**INSTRUCTIONS FOR THE TASK**.
Among the lines below, count those with "JSON". Give only the number.

[Items from a dataset]

_ _ _ _

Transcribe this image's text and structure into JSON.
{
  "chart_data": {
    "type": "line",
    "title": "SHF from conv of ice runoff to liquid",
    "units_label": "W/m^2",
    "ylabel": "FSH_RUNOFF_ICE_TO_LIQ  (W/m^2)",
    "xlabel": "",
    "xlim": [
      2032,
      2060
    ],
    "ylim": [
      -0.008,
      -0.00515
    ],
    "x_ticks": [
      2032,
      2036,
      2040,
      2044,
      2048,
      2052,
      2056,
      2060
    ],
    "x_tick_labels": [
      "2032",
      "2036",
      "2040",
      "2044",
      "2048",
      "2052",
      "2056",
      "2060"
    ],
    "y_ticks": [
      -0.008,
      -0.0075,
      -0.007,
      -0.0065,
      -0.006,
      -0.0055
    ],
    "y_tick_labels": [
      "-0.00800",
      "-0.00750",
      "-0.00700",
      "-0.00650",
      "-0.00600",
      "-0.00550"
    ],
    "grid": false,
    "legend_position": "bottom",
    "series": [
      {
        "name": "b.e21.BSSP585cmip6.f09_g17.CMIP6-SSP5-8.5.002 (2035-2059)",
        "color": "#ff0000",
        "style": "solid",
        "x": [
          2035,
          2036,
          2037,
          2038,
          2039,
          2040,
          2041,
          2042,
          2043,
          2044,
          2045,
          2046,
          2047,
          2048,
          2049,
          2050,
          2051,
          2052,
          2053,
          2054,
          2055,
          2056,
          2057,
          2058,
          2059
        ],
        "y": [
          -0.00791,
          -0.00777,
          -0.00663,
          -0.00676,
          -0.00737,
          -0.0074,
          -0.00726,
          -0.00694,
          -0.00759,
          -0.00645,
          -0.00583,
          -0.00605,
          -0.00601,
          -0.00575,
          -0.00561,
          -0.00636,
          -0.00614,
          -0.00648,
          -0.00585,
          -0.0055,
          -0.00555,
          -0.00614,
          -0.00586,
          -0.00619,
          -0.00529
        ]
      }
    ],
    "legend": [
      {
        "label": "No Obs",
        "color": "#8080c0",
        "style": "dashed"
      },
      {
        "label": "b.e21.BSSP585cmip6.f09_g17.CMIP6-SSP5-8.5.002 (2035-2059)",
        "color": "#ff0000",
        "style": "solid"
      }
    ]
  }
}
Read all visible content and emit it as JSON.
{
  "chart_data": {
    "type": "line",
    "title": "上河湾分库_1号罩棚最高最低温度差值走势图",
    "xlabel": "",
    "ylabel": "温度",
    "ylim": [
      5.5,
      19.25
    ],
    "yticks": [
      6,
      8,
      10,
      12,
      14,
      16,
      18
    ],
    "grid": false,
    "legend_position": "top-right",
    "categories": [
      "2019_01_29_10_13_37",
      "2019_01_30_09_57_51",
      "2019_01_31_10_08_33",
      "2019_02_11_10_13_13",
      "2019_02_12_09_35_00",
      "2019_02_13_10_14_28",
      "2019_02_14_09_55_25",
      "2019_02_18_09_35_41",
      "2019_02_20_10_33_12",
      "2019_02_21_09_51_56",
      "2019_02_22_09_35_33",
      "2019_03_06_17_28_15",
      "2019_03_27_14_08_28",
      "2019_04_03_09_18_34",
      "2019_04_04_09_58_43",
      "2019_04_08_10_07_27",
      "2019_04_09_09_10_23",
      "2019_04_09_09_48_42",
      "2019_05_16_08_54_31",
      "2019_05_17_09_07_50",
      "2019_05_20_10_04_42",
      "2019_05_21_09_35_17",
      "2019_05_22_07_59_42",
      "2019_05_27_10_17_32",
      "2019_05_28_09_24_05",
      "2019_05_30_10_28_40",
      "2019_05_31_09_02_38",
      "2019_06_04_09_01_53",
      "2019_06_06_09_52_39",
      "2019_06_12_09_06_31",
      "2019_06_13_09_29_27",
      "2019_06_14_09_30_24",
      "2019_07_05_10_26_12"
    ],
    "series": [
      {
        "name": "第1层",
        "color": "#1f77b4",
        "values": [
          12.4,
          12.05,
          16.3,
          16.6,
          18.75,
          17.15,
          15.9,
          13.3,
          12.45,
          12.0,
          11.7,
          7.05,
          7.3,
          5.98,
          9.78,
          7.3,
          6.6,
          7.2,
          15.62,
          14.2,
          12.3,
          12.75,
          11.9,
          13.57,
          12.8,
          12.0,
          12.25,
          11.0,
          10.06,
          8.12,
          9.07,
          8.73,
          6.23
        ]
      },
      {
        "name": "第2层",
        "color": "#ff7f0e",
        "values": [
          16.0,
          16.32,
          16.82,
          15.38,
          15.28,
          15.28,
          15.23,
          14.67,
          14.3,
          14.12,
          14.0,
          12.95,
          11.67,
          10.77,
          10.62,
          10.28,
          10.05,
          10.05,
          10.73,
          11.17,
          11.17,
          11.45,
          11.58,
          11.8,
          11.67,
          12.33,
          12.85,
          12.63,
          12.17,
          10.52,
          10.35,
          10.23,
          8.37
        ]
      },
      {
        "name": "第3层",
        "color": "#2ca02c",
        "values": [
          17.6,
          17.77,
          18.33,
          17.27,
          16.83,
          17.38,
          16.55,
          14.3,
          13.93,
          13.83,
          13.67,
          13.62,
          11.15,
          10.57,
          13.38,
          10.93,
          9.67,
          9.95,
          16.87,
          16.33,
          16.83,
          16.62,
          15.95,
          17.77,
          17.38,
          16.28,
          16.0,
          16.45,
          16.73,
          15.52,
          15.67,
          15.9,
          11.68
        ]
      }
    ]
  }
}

_ _ _ _

**OUTPUT OF THE TASK**.
2